INSTRUCTIONS TO FOLLOW:
Write out all of the entries exactly as given.
** START OF EXCERPTED RECORDS **
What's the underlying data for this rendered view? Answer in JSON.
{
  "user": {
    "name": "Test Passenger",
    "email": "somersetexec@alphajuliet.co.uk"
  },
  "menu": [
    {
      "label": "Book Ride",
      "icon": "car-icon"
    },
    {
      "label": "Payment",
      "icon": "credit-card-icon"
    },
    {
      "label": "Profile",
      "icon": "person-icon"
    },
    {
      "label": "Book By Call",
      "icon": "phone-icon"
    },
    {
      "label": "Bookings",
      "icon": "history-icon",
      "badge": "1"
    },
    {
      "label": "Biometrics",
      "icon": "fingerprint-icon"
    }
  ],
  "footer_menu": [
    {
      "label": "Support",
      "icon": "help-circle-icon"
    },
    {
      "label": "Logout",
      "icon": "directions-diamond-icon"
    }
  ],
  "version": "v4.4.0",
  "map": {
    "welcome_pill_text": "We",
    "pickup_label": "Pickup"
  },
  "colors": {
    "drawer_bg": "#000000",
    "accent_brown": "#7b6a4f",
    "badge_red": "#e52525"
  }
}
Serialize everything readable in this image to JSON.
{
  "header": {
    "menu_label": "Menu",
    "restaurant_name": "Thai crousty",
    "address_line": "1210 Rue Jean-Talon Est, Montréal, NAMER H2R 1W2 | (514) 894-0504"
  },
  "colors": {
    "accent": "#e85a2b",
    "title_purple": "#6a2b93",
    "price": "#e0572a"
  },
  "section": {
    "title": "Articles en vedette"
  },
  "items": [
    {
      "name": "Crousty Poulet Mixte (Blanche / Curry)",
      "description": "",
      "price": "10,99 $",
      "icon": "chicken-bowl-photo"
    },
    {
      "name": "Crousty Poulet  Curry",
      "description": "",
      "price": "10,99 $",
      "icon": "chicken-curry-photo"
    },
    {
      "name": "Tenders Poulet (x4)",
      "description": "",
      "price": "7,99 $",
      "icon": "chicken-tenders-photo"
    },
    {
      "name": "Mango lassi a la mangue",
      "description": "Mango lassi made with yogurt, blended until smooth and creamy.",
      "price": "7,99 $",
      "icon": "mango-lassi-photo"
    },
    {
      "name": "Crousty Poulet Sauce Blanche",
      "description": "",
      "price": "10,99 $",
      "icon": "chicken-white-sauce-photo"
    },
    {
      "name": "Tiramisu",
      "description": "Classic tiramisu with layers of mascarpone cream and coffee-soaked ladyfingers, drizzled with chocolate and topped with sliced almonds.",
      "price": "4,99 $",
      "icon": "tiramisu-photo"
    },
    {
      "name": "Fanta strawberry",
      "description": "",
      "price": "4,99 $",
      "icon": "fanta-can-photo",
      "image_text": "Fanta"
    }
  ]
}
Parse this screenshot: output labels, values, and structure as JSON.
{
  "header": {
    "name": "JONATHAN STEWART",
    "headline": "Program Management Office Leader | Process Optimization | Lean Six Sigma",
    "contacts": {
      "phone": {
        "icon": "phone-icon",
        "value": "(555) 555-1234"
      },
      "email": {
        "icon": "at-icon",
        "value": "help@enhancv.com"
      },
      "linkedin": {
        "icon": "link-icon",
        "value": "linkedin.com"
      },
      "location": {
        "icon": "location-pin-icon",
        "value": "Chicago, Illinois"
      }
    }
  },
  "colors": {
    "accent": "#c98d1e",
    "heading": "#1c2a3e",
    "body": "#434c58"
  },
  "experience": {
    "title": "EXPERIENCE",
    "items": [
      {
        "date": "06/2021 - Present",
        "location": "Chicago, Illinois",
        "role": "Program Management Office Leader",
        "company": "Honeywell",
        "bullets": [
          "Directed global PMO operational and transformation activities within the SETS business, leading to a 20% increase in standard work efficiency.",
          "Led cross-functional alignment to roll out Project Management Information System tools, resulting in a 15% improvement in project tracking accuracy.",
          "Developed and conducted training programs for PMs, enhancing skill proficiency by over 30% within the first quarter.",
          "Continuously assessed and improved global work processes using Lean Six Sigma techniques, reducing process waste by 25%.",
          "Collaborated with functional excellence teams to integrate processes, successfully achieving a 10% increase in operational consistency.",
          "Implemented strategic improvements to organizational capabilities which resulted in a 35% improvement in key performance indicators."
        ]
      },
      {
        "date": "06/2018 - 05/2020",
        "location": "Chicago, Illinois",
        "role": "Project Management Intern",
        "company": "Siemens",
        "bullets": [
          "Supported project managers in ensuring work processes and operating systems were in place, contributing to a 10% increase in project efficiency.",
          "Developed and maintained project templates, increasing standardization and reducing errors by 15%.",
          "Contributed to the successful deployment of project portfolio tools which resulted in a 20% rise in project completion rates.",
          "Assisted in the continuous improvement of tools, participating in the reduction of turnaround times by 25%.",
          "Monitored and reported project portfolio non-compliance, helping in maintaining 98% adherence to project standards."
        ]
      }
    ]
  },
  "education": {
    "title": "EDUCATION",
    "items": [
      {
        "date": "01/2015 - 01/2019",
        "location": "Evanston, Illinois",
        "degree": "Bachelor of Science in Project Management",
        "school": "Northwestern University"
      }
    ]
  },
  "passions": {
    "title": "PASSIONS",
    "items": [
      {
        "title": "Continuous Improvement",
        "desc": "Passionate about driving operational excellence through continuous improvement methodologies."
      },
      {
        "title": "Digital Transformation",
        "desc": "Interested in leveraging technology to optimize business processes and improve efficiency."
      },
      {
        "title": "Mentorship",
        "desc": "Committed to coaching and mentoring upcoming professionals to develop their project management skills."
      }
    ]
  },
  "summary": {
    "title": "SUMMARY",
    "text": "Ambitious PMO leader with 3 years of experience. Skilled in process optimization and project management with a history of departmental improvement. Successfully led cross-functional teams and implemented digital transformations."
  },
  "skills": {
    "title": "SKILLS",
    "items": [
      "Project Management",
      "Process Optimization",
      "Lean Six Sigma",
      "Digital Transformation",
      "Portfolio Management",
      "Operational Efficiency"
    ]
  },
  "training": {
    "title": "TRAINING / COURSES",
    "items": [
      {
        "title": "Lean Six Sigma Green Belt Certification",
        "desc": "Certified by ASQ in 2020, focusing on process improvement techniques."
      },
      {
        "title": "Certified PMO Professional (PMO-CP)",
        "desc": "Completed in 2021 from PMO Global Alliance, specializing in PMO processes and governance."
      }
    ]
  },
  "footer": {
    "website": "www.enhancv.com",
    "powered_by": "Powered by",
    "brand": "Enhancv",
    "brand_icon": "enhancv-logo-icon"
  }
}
** END OF EXCERPTED RECORDS **
FINISHED TASK:
What's the underlying data for this rendered view? Answer in JSON.
{
  "user": {
    "name": "Test Passenger",
    "email": "somersetexec@alphajuliet.co.uk"
  },
  "menu": [
    {
      "label": "Book Ride",
      "icon": "car-icon"
    },
    {
      "label": "Payment",
      "icon": "credit-card-icon"
    },
    {
      "label": "Profile",
      "icon": "person-icon"
    },
    {
      "label": "Book By Call",
      "icon": "phone-icon"
    },
    {
      "label": "Bookings",
      "icon": "history-icon",
      "badge": "1"
    },
    {
      "label": "Biometrics",
      "icon": "fingerprint-icon"
    }
  ],
  "footer_menu": [
    {
      "label": "Support",
      "icon": "help-circle-icon"
    },
    {
      "label": "Logout",
      "icon": "directions-diamond-icon"
    }
  ],
  "version": "v4.4.0",
  "map": {
    "welcome_pill_text": "We",
    "pickup_label": "Pickup"
  },
  "colors": {
    "drawer_bg": "#000000",
    "accent_brown": "#7b6a4f",
    "badge_red": "#e52525"
  }
}
Serialize everything readable in this image to JSON.
{
  "header": {
    "menu_label": "Menu",
    "restaurant_name": "Thai crousty",
    "address_line": "1210 Rue Jean-Talon Est, Montréal, NAMER H2R 1W2 | (514) 894-0504"
  },
  "colors": {
    "accent": "#e85a2b",
    "title_purple": "#6a2b93",
    "price": "#e0572a"
  },
  "section": {
    "title": "Articles en vedette"
  },
  "items": [
    {
      "name": "Crousty Poulet Mixte (Blanche / Curry)",
      "description": "",
      "price": "10,99 $",
      "icon": "chicken-bowl-photo"
    },
    {
      "name": "Crousty Poulet  Curry",
      "description": "",
      "price": "10,99 $",
      "icon": "chicken-curry-photo"
    },
    {
      "name": "Tenders Poulet (x4)",
      "description": "",
      "price": "7,99 $",
      "icon": "chicken-tenders-photo"
    },
    {
      "name": "Mango lassi a la mangue",
      "description": "Mango lassi made with yogurt, blended until smooth and creamy.",
      "price": "7,99 $",
      "icon": "mango-lassi-photo"
    },
    {
      "name": "Crousty Poulet Sauce Blanche",
      "description": "",
      "price": "10,99 $",
      "icon": "chicken-white-sauce-photo"
    },
    {
      "name": "Tiramisu",
      "description": "Classic tiramisu with layers of mascarpone cream and coffee-soaked ladyfingers, drizzled with chocolate and topped with sliced almonds.",
      "price": "4,99 $",
      "icon": "tiramisu-photo"
    },
    {
      "name": "Fanta strawberry",
      "description": "",
      "price": "4,99 $",
      "icon": "fanta-can-photo",
      "image_text": "Fanta"
    }
  ]
}
Parse this screenshot: output labels, values, and structure as JSON.
{
  "header": {
    "name": "JONATHAN STEWART",
    "headline": "Program Management Office Leader | Process Optimization | Lean Six Sigma",
    "contacts": {
      "phone": {
        "icon": "phone-icon",
        "value": "(555) 555-1234"
      },
      "email": {
        "icon": "at-icon",
        "value": "help@enhancv.com"
      },
      "linkedin": {
        "icon": "link-icon",
        "value": "linkedin.com"
      },
      "location": {
        "icon": "location-pin-icon",
        "value": "Chicago, Illinois"
      }
    }
  },
  "colors": {
    "accent": "#c98d1e",
    "heading": "#1c2a3e",
    "body": "#434c58"
  },
  "experience": {
    "title": "EXPERIENCE",
    "items": [
      {
        "date": "06/2021 - Present",
        "location": "Chicago, Illinois",
        "role": "Program Management Office Leader",
        "company": "Honeywell",
        "bullets": [
          "Directed global PMO operational and transformation activities within the SETS business, leading to a 20% increase in standard work efficiency.",
          "Led cross-functional alignment to roll out Project Management Information System tools, resulting in a 15% improvement in project tracking accuracy.",
          "Developed and conducted training programs for PMs, enhancing skill proficiency by over 30% within the first quarter.",
          "Continuously assessed and improved global work processes using Lean Six Sigma techniques, reducing process waste by 25%.",
          "Collaborated with functional excellence teams to integrate processes, successfully achieving a 10% increase in operational consistency.",
          "Implemented strategic improvements to organizational capabilities which resulted in a 35% improvement in key performance indicators."
        ]
      },
      {
        "date": "06/2018 - 05/2020",
        "location": "Chicago, Illinois",
        "role": "Project Management Intern",
        "company": "Siemens",
        "bullets": [
          "Supported project managers in ensuring work processes and operating systems were in place, contributing to a 10% increase in project efficiency.",
          "Developed and maintained project templates, increasing standardization and reducing errors by 15%.",
          "Contributed to the successful deployment of project portfolio tools which resulted in a 20% rise in project completion rates.",
          "Assisted in the continuous improvement of tools, participating in the reduction of turnaround times by 25%.",
          "Monitored and reported project portfolio non-compliance, helping in maintaining 98% adherence to project standards."
        ]
      }
    ]
  },
  "education": {
    "title": "EDUCATION",
    "items": [
      {
        "date": "01/2015 - 01/2019",
        "location": "Evanston, Illinois",
        "degree": "Bachelor of Science in Project Management",
        "school": "Northwestern University"
      }
    ]
  },
  "passions": {
    "title": "PASSIONS",
    "items": [
      {
        "title": "Continuous Improvement",
        "desc": "Passionate about driving operational excellence through continuous improvement methodologies."
      },
      {
        "title": "Digital Transformation",
        "desc": "Interested in leveraging technology to optimize business processes and improve efficiency."
      },
      {
        "title": "Mentorship",
        "desc": "Committed to coaching and mentoring upcoming professionals to develop their project management skills."
      }
    ]
  },
  "summary": {
    "title": "SUMMARY",
    "text": "Ambitious PMO leader with 3 years of experience. Skilled in process optimization and project management with a history of departmental improvement. Successfully led cross-functional teams and implemented digital transformations."
  },
  "skills": {
    "title": "SKILLS",
    "items": [
      "Project Management",
      "Process Optimization",
      "Lean Six Sigma",
      "Digital Transformation",
      "Portfolio Management",
      "Operational Efficiency"
    ]
  },
  "training": {
    "title": "TRAINING / COURSES",
    "items": [
      {
        "title": "Lean Six Sigma Green Belt Certification",
        "desc": "Certified by ASQ in 2020, focusing on process improvement techniques."
      },
      {
        "title": "Certified PMO Professional (PMO-CP)",
        "desc": "Completed in 2021 from PMO Global Alliance, specializing in PMO processes and governance."
      }
    ]
  },
  "footer": {
    "website": "www.enhancv.com",
    "powered_by": "Powered by",
    "brand": "Enhancv",
    "brand_icon": "enhancv-logo-icon"
  }
}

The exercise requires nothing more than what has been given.